● **Directions**
Only the number is wanted: how many lines of the data contain "平面A₁AE"?

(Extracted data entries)
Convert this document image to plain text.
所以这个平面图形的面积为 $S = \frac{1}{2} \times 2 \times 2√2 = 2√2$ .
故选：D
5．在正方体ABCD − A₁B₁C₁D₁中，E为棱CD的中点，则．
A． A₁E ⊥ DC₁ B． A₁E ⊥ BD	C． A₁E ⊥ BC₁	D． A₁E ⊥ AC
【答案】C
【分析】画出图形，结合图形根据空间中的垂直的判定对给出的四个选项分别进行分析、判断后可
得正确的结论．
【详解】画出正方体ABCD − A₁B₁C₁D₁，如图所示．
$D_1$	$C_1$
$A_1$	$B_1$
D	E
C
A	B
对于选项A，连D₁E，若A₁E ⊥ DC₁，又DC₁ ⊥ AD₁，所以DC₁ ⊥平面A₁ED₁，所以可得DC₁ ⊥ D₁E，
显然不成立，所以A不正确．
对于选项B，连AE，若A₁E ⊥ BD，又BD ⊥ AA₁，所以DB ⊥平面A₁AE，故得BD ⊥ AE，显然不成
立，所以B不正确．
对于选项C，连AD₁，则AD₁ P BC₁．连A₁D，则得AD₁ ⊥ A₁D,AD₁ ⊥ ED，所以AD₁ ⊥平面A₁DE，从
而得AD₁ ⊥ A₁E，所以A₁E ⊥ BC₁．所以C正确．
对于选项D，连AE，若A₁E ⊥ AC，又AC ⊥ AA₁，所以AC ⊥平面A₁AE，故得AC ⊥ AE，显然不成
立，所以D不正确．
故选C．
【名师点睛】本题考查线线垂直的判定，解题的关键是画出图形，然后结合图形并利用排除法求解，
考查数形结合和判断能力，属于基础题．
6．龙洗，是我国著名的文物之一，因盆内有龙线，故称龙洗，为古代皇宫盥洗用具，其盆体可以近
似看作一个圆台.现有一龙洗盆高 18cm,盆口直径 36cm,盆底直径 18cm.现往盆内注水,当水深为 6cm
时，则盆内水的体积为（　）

● **Solution**
2